Rows

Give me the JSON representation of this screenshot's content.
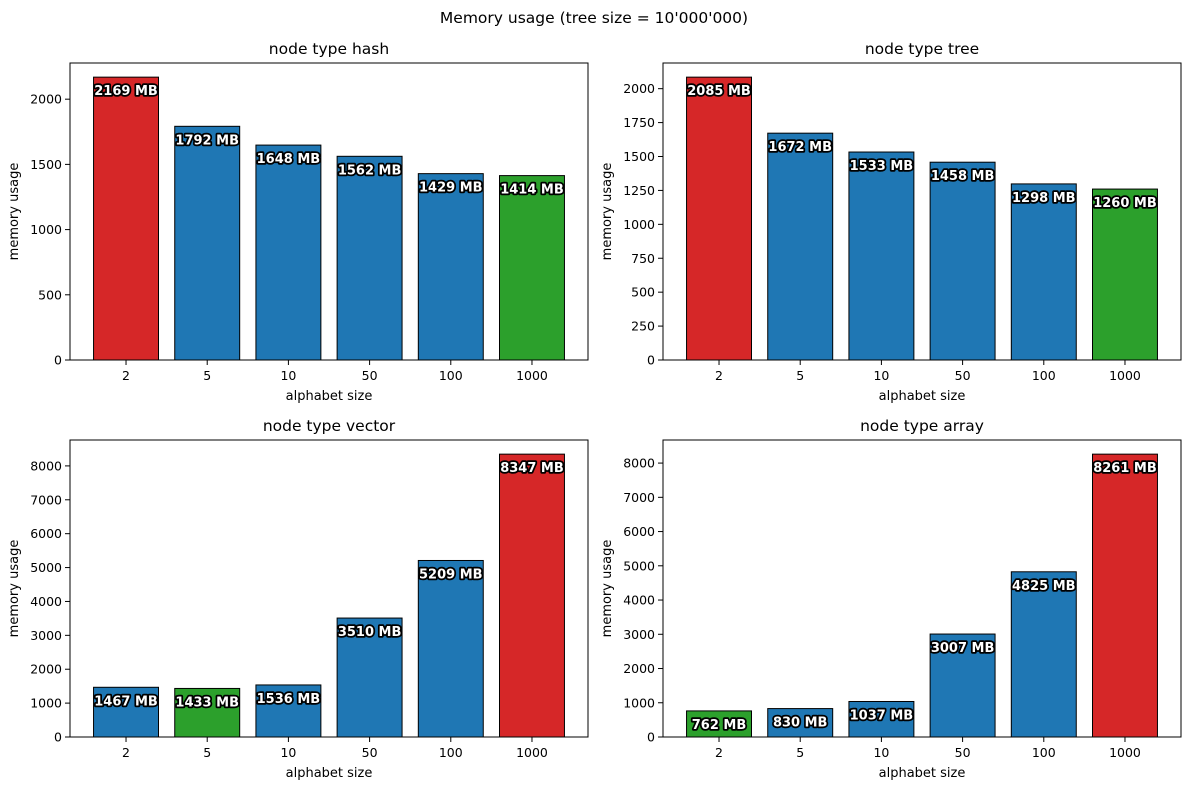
{
  "figure": {
    "suptitle": "Memory usage (tree size = 10'000'000)"
  },
  "colors": {
    "default": "#1f77b4",
    "max": "#d62728",
    "min": "#2ca02c"
  },
  "chart_data": [
    {
      "type": "bar",
      "title": "node type hash",
      "xlabel": "alphabet size",
      "ylabel": "memory usage",
      "categories": [
        "2",
        "5",
        "10",
        "50",
        "100",
        "1000"
      ],
      "values": [
        2169,
        1792,
        1648,
        1562,
        1429,
        1414
      ],
      "labels": [
        "2169 MB",
        "1792 MB",
        "1648 MB",
        "1562 MB",
        "1429 MB",
        "1414 MB"
      ],
      "bar_colors": [
        "#d62728",
        "#1f77b4",
        "#1f77b4",
        "#1f77b4",
        "#1f77b4",
        "#2ca02c"
      ],
      "ylim": [
        0,
        2277.45
      ],
      "yticks": [
        0,
        500,
        1000,
        1500,
        2000
      ],
      "grid": false
    },
    {
      "type": "bar",
      "title": "node type tree",
      "xlabel": "alphabet size",
      "ylabel": "memory usage",
      "categories": [
        "2",
        "5",
        "10",
        "50",
        "100",
        "1000"
      ],
      "values": [
        2085,
        1672,
        1533,
        1458,
        1298,
        1260
      ],
      "labels": [
        "2085 MB",
        "1672 MB",
        "1533 MB",
        "1458 MB",
        "1298 MB",
        "1260 MB"
      ],
      "bar_colors": [
        "#d62728",
        "#1f77b4",
        "#1f77b4",
        "#1f77b4",
        "#1f77b4",
        "#2ca02c"
      ],
      "ylim": [
        0,
        2189.25
      ],
      "yticks": [
        0,
        250,
        500,
        750,
        1000,
        1250,
        1500,
        1750,
        2000
      ],
      "grid": false
    },
    {
      "type": "bar",
      "title": "node type vector",
      "xlabel": "alphabet size",
      "ylabel": "memory usage",
      "categories": [
        "2",
        "5",
        "10",
        "50",
        "100",
        "1000"
      ],
      "values": [
        1467,
        1433,
        1536,
        3510,
        5209,
        8347
      ],
      "labels": [
        "1467 MB",
        "1433 MB",
        "1536 MB",
        "3510 MB",
        "5209 MB",
        "8347 MB"
      ],
      "bar_colors": [
        "#1f77b4",
        "#2ca02c",
        "#1f77b4",
        "#1f77b4",
        "#1f77b4",
        "#d62728"
      ],
      "ylim": [
        0,
        8764.35
      ],
      "yticks": [
        0,
        1000,
        2000,
        3000,
        4000,
        5000,
        6000,
        7000,
        8000
      ],
      "grid": false
    },
    {
      "type": "bar",
      "title": "node type array",
      "xlabel": "alphabet size",
      "ylabel": "memory usage",
      "categories": [
        "2",
        "5",
        "10",
        "50",
        "100",
        "1000"
      ],
      "values": [
        762,
        830,
        1037,
        3007,
        4825,
        8261
      ],
      "labels": [
        "762 MB",
        "830 MB",
        "1037 MB",
        "3007 MB",
        "4825 MB",
        "8261 MB"
      ],
      "bar_colors": [
        "#2ca02c",
        "#1f77b4",
        "#1f77b4",
        "#1f77b4",
        "#1f77b4",
        "#d62728"
      ],
      "ylim": [
        0,
        8674.05
      ],
      "yticks": [
        0,
        1000,
        2000,
        3000,
        4000,
        5000,
        6000,
        7000,
        8000
      ],
      "grid": false
    }
  ]
}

Given exercise
Reproduce all of the material exactly, apart from the pictures.

Written solution
Give me the JSON representation of this screenshot's content.
{
  "figure": {
    "suptitle": "Memory usage (tree size = 10'000'000)"
  },
  "colors": {
    "default": "#1f77b4",
    "max": "#d62728",
    "min": "#2ca02c"
  },
  "chart_data": [
    {
      "type": "bar",
      "title": "node type hash",
      "xlabel": "alphabet size",
      "ylabel": "memory usage",
      "categories": [
        "2",
        "5",
        "10",
        "50",
        "100",
        "1000"
      ],
      "values": [
        2169,
        1792,
        1648,
        1562,
        1429,
        1414
      ],
      "labels": [
        "2169 MB",
        "1792 MB",
        "1648 MB",
        "1562 MB",
        "1429 MB",
        "1414 MB"
      ],
      "bar_colors": [
        "#d62728",
        "#1f77b4",
        "#1f77b4",
        "#1f77b4",
        "#1f77b4",
        "#2ca02c"
      ],
      "ylim": [
        0,
        2277.45
      ],
      "yticks": [
        0,
        500,
        1000,
        1500,
        2000
      ],
      "grid": false
    },
    {
      "type": "bar",
      "title": "node type tree",
      "xlabel": "alphabet size",
      "ylabel": "memory usage",
      "categories": [
        "2",
        "5",
        "10",
        "50",
        "100",
        "1000"
      ],
      "values": [
        2085,
        1672,
        1533,
        1458,
        1298,
        1260
      ],
      "labels": [
        "2085 MB",
        "1672 MB",
        "1533 MB",
        "1458 MB",
        "1298 MB",
        "1260 MB"
      ],
      "bar_colors": [
        "#d62728",
        "#1f77b4",
        "#1f77b4",
        "#1f77b4",
        "#1f77b4",
        "#2ca02c"
      ],
      "ylim": [
        0,
        2189.25
      ],
      "yticks": [
        0,
        250,
        500,
        750,
        1000,
        1250,
        1500,
        1750,
        2000
      ],
      "grid": false
    },
    {
      "type": "bar",
      "title": "node type vector",
      "xlabel": "alphabet size",
      "ylabel": "memory usage",
      "categories": [
        "2",
        "5",
        "10",
        "50",
        "100",
        "1000"
      ],
      "values": [
        1467,
        1433,
        1536,
        3510,
        5209,
        8347
      ],
      "labels": [
        "1467 MB",
        "1433 MB",
        "1536 MB",
        "3510 MB",
        "5209 MB",
        "8347 MB"
      ],
      "bar_colors": [
        "#1f77b4",
        "#2ca02c",
        "#1f77b4",
        "#1f77b4",
        "#1f77b4",
        "#d62728"
      ],
      "ylim": [
        0,
        8764.35
      ],
      "yticks": [
        0,
        1000,
        2000,
        3000,
        4000,
        5000,
        6000,
        7000,
        8000
      ],
      "grid": false
    },
    {
      "type": "bar",
      "title": "node type array",
      "xlabel": "alphabet size",
      "ylabel": "memory usage",
      "categories": [
        "2",
        "5",
        "10",
        "50",
        "100",
        "1000"
      ],
      "values": [
        762,
        830,
        1037,
        3007,
        4825,
        8261
      ],
      "labels": [
        "762 MB",
        "830 MB",
        "1037 MB",
        "3007 MB",
        "4825 MB",
        "8261 MB"
      ],
      "bar_colors": [
        "#2ca02c",
        "#1f77b4",
        "#1f77b4",
        "#1f77b4",
        "#1f77b4",
        "#d62728"
      ],
      "ylim": [
        0,
        8674.05
      ],
      "yticks": [
        0,
        1000,
        2000,
        3000,
        4000,
        5000,
        6000,
        7000,
        8000
      ],
      "grid": false
    }
  ]
}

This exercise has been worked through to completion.